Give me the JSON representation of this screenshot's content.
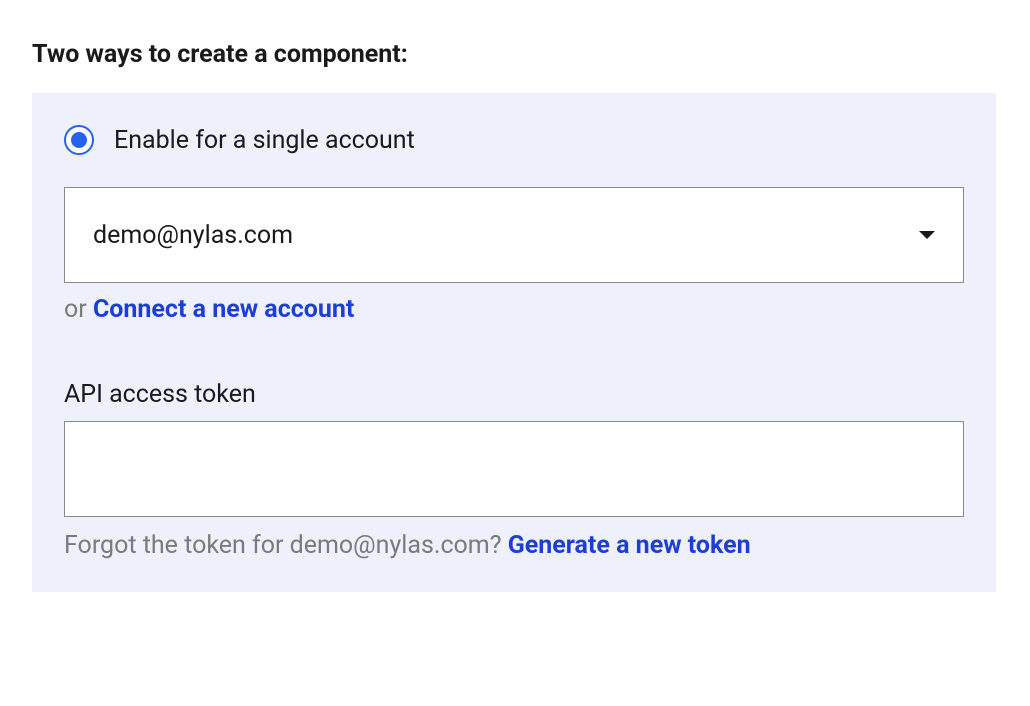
{
  "title": "Two ways to create a component:",
  "option": {
    "radio_selected": true,
    "label": "Enable for a single account"
  },
  "account_select": {
    "value": "demo@nylas.com"
  },
  "connect": {
    "prefix": "or ",
    "link": "Connect a new account"
  },
  "token_field": {
    "label": "API access token",
    "value": ""
  },
  "forgot": {
    "prefix": "Forgot the token for demo@nylas.com? ",
    "link": "Generate a new token"
  }
}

----

Task statement
Copy out every line of the data that includes the word "demo".

The reply
    "value": "demo@nylas.com"
    "prefix": "Forgot the token for demo@nylas.com? ",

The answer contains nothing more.